DATA TO PROCESS

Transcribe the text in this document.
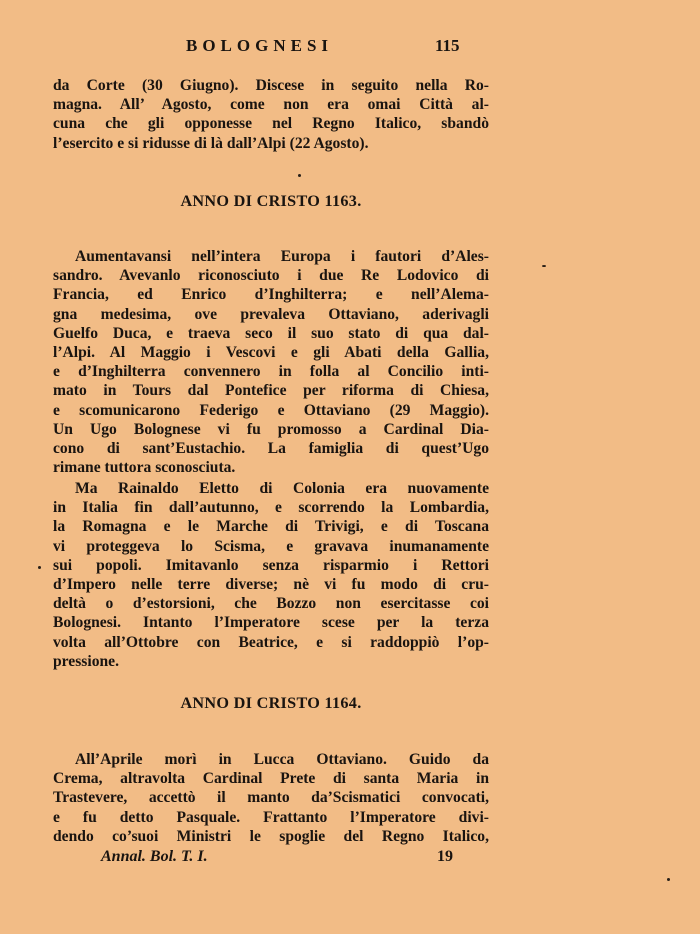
BOLOGNESI	115
da Corte (30 Giugno). Discese in seguito nella Ro-
magna. All’ Agosto, come non era omai Città al-
cuna che gli opponesse nel Regno Italico, sbandò
l’esercito e si ridusse di là dall’Alpi (22 Agosto).
ANNO DI CRISTO 1163.
Aumentavansi nell’intera Europa i fautori d’Ales-
sandro. Avevanlo riconosciuto i due Re Lodovico di
Francia, ed Enrico d’Inghilterra; e nell’Alema-
gna medesima, ove prevaleva Ottaviano, aderivagli
Guelfo Duca, e traeva seco il suo stato di qua dal-
l’Alpi. Al Maggio i Vescovi e gli Abati della Gallia,
e d’Inghilterra convennero in folla al Concilio inti-
mato in Tours dal Pontefice per riforma di Chiesa,
e scomunicarono Federigo e Ottaviano (29 Maggio).
Un Ugo Bolognese vi fu promosso a Cardinal Dia-
cono di sant’Eustachio. La famiglia di quest’Ugo
rimane tuttora sconosciuta.
Ma Rainaldo Eletto di Colonia era nuovamente
in Italia fin dall’autunno, e scorrendo la Lombardia,
la Romagna e le Marche di Trivigi, e di Toscana
vi proteggeva lo Scisma, e gravava inumanamente
sui popoli. Imitavanlo senza risparmio i Rettori
d’Impero nelle terre diverse; nè vi fu modo di cru-
deltà o d’estorsioni, che Bozzo non esercitasse coi
Bolognesi. Intanto l’Imperatore scese per la terza
volta all’Ottobre con Beatrice, e si raddoppiò l’op-
pressione.
ANNO DI CRISTO 1164.
All’Aprile morì in Lucca Ottaviano. Guido da
Crema, altravolta Cardinal Prete di santa Maria in
Trastevere, accettò il manto da’Scismatici convocati,
e fu detto Pasquale. Frattanto l’Imperatore divi-
dendo co’suoi Ministri le spoglie del Regno Italico,
Annal. Bol. T. I.	19
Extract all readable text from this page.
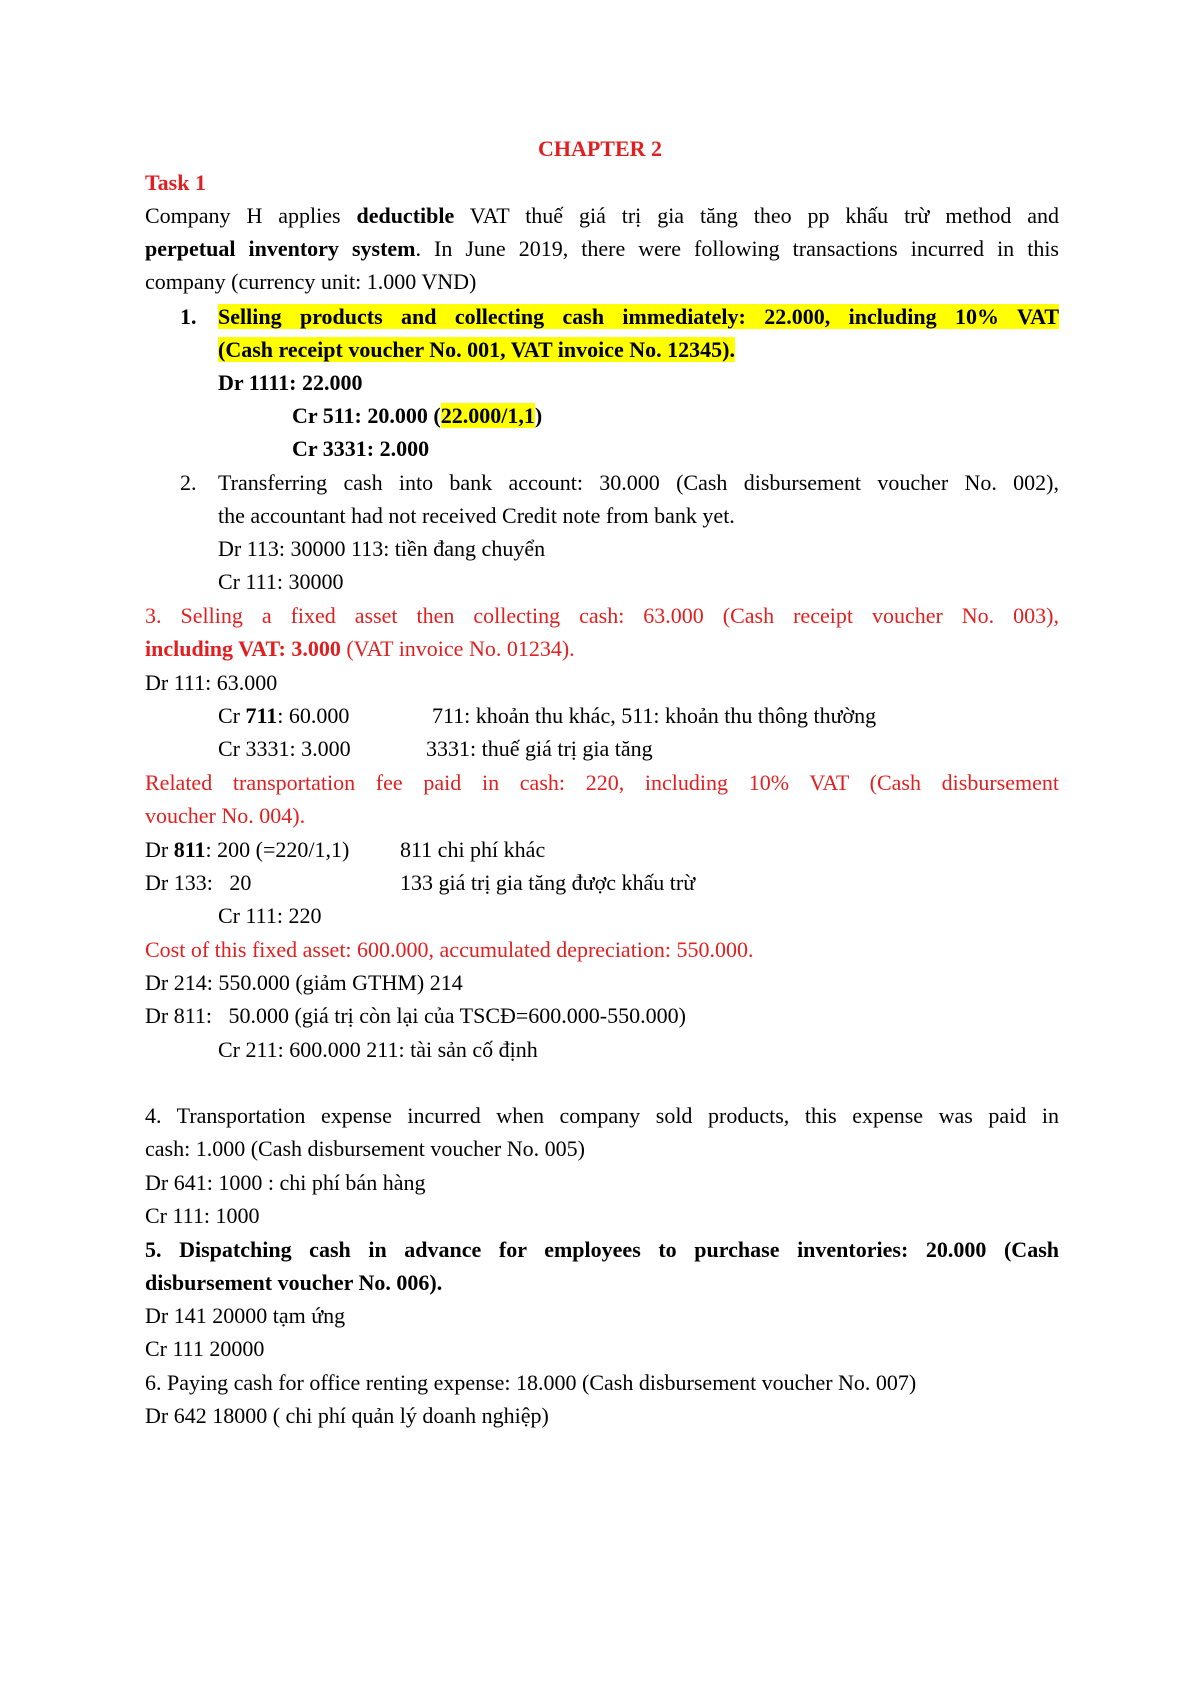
CHAPTER 2
Task 1
Company H applies deductible VAT thuế giá trị gia tăng theo pp khấu trừ method and
perpetual inventory system. In June 2019, there were following transactions incurred in this
company (currency unit: 1.000 VND)
1. Selling products and collecting cash immediately: 22.000, including 10% VAT
(Cash receipt voucher No. 001, VAT invoice No. 12345).
Dr 1111: 22.000
Cr 511: 20.000 (22.000/1,1)
Cr 3331: 2.000
2. Transferring cash into bank account: 30.000 (Cash disbursement voucher No. 002),
the accountant had not received Credit note from bank yet.
Dr 113: 30000 113: tiền đang chuyển
Cr 111: 30000
3. Selling a fixed asset then collecting cash: 63.000 (Cash receipt voucher No. 003),
including VAT: 3.000 (VAT invoice No. 01234).
Dr 111: 63.000
Cr 711: 60.000	711: khoản thu khác, 511: khoản thu thông thường
Cr 3331: 3.000	3331: thuế giá trị gia tăng
Related transportation fee paid in cash: 220, including 10% VAT (Cash disbursement
voucher No. 004).
Dr 811: 200 (=220/1,1) 811 chi phí khác
Dr 133:   20	133 giá trị gia tăng được khấu trừ
Cr 111: 220
Cost of this fixed asset: 600.000, accumulated depreciation: 550.000.
Dr 214: 550.000 (giảm GTHM) 214
Dr 811:   50.000 (giá trị còn lại của TSCĐ=600.000-550.000)
Cr 211: 600.000 211: tài sản cố định
4. Transportation expense incurred when company sold products, this expense was paid in
cash: 1.000 (Cash disbursement voucher No. 005)
Dr 641: 1000 : chi phí bán hàng
Cr 111: 1000
5. Dispatching cash in advance for employees to purchase inventories: 20.000 (Cash
disbursement voucher No. 006).
Dr 141 20000 tạm ứng
Cr 111 20000
6. Paying cash for office renting expense: 18.000 (Cash disbursement voucher No. 007)
Dr 642 18000 ( chi phí quản lý doanh nghiệp)
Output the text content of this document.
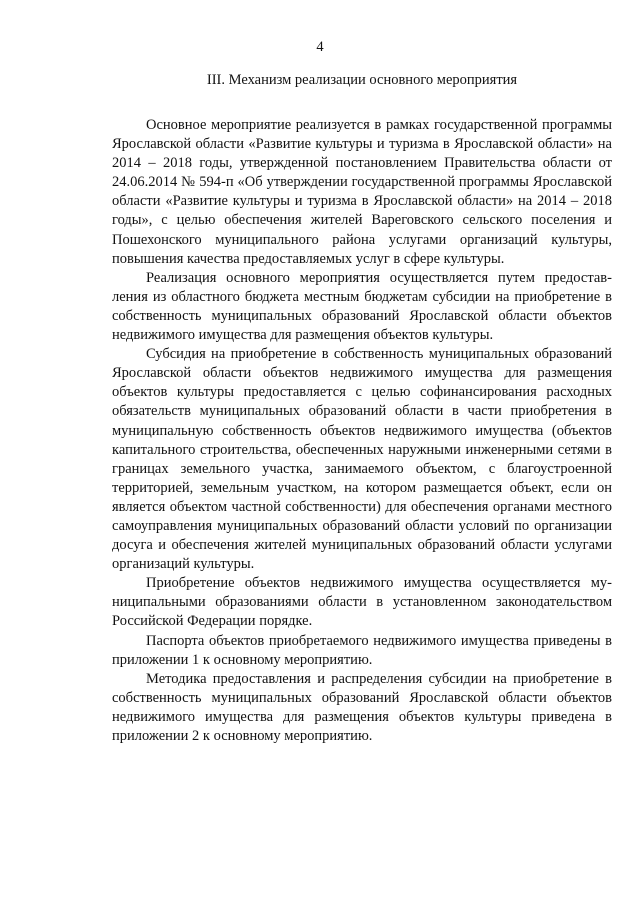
4
III. Механизм реализации основного мероприятия

Основное мероприятие реализуется в рамках государственной программы Ярославской области «Развитие культуры и туризма в Ярославской области» на 2014 – 2018 годы, утвержденной постановлением Правительства области от 24.06.2014 № 594-п «Об утверждении государственной программы Ярославской области «Развитие культуры и туризма в Ярославской области» на 2014 – 2018 годы», с целью обеспечения жителей Вареговского сельского поселения и Пошехонского муниципального района услугами организаций культуры, повышения качества предоставляемых услуг в сфере культуры.

Реализация основного мероприятия осуществляется путем предоставления из областного бюджета местным бюджетам субсидии на приобретение в собственность муниципальных образований Ярославской области объектов недвижимого имущества для размещения объектов культуры.

Субсидия на приобретение в собственность муниципальных образований Ярославской области объектов недвижимого имущества для размещения объектов культуры предоставляется с целью софинансирования расходных обязательств муниципальных образований области в части приобретения в муниципальную собственность объектов недвижимого имущества (объектов капитального строительства, обеспеченных наружными инженерными сетями в границах земельного участка, занимаемого объектом, с благоустроенной территорией, земельным участком, на котором размещается объект, если он является объектом частной собственности) для обеспечения органами местного самоуправления муниципальных образований области условий по организации досуга и обеспечения жителей муниципальных образований области услугами организаций культуры.

Приобретение объектов недвижимого имущества осуществляется муниципальными образованиями области в установленном законодательством Российской Федерации порядке.

Паспорта объектов приобретаемого недвижимого имущества приведены в приложении 1 к основному мероприятию.

Методика предоставления и распределения субсидии на приобретение в собственность муниципальных образований Ярославской области объектов недвижимого имущества для размещения объектов культуры приведена в приложении 2 к основному мероприятию.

GOAL
Search the data above for the word "Maggio", then gather each line in which it appears.

EXERCISE RESPONSE
l’Alpi. Al Maggio i Vescovi e gli Abati della Gallia,
e scomunicarono Federigo e Ottaviano (29 Maggio).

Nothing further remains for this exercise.